--- Input records ---
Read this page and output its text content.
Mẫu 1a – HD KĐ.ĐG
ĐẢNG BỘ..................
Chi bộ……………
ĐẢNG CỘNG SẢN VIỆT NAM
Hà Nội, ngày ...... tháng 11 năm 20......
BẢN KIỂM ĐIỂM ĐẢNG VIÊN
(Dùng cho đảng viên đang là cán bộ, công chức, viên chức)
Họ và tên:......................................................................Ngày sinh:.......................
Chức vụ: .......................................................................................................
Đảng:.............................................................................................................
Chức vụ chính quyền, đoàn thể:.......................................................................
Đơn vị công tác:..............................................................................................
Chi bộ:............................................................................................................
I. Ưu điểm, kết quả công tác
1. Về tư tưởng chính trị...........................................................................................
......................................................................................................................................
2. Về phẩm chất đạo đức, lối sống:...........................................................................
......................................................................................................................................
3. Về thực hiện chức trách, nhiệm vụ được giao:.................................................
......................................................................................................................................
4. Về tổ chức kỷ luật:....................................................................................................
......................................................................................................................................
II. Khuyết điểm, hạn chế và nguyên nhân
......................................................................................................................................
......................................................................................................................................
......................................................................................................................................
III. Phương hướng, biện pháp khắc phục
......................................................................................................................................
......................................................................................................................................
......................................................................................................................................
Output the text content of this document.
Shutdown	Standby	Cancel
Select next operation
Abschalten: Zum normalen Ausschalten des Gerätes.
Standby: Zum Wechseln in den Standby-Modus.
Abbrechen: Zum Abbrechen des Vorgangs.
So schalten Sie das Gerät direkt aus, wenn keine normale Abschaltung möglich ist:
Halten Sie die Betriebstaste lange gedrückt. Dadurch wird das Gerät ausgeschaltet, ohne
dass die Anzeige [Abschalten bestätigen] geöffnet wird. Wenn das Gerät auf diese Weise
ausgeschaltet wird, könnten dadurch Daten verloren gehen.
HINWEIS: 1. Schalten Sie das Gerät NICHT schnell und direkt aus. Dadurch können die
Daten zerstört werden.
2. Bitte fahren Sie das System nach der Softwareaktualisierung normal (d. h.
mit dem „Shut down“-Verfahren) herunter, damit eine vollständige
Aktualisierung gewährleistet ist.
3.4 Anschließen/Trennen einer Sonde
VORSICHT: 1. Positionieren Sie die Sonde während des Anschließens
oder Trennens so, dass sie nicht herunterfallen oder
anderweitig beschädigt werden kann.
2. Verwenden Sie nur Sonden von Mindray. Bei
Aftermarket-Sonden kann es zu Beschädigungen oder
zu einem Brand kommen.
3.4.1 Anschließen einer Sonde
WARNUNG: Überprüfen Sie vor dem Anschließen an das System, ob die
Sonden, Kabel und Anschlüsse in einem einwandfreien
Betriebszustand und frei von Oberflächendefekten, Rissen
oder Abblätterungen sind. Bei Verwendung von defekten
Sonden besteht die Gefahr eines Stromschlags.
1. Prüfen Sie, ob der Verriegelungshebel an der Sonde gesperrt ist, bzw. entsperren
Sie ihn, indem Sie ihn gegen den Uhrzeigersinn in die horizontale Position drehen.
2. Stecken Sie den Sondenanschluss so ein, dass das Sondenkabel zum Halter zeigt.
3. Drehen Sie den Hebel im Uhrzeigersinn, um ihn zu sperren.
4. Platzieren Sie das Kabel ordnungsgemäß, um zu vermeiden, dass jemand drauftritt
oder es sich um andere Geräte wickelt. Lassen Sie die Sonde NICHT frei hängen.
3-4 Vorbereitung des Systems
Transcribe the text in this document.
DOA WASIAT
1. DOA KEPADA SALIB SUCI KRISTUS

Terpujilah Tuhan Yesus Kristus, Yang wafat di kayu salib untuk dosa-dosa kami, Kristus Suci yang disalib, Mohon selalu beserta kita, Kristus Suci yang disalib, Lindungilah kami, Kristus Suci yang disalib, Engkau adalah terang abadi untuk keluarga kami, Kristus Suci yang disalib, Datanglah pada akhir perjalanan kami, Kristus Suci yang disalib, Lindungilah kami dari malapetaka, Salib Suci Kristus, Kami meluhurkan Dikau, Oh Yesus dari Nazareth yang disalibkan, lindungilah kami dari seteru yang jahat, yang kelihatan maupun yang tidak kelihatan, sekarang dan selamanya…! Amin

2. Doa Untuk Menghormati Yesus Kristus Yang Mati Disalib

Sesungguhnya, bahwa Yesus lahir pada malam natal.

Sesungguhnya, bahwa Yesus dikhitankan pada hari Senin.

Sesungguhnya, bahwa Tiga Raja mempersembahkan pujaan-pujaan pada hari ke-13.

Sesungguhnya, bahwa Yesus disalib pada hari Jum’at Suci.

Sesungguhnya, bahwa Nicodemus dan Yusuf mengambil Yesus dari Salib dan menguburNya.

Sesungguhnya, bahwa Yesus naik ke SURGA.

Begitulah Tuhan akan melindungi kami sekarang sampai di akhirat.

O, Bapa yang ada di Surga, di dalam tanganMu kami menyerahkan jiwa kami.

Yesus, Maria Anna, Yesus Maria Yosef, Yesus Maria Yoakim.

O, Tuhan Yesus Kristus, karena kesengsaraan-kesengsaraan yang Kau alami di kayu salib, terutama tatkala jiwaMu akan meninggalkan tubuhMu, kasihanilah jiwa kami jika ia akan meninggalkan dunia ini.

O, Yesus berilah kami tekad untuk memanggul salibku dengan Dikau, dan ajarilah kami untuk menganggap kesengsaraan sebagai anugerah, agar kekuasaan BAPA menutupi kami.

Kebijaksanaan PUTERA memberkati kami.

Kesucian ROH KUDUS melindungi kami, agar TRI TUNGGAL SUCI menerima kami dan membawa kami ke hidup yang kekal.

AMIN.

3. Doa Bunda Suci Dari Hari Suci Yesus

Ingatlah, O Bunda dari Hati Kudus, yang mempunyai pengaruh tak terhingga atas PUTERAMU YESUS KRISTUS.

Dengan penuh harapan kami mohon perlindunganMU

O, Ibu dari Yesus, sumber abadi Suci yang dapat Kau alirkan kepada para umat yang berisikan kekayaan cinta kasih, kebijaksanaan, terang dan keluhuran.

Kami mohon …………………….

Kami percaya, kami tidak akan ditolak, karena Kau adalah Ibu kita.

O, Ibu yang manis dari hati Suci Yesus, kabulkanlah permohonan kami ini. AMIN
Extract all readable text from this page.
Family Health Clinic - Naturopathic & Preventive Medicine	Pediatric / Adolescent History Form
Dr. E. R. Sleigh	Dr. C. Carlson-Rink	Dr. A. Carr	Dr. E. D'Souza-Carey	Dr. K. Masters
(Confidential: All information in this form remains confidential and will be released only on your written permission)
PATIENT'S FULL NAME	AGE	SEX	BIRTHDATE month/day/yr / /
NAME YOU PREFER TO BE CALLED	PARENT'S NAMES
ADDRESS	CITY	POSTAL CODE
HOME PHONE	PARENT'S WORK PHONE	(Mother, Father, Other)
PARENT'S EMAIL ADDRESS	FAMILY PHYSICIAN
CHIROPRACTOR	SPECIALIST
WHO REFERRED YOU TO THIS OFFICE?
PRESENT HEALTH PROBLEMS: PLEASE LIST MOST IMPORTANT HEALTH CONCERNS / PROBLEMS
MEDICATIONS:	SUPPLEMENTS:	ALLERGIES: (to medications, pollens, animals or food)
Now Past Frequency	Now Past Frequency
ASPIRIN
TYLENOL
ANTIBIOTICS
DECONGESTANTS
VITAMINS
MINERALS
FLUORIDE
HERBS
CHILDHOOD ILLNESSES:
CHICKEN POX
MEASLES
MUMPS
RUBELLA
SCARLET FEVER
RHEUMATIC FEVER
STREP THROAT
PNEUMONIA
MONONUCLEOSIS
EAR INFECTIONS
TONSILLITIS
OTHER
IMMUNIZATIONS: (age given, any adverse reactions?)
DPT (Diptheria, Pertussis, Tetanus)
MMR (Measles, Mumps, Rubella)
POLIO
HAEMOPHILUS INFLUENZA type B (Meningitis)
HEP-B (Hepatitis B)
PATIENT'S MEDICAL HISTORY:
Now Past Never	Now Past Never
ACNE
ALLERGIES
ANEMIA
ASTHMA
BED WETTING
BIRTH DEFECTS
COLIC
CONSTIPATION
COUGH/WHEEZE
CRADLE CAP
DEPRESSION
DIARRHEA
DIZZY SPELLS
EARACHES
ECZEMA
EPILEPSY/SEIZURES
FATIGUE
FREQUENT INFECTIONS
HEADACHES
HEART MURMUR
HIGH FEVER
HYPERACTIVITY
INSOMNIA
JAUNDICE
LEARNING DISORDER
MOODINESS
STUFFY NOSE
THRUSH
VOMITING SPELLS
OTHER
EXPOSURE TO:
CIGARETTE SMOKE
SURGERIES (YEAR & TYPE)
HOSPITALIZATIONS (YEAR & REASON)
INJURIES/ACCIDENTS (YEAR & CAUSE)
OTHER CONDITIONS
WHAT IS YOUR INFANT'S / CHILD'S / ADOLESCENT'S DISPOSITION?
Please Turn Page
---
◆ What is expected: Work out how many lines in the records above contain the word "PARENT", and reply with that number alone.

◆ Answer to the exercise: 3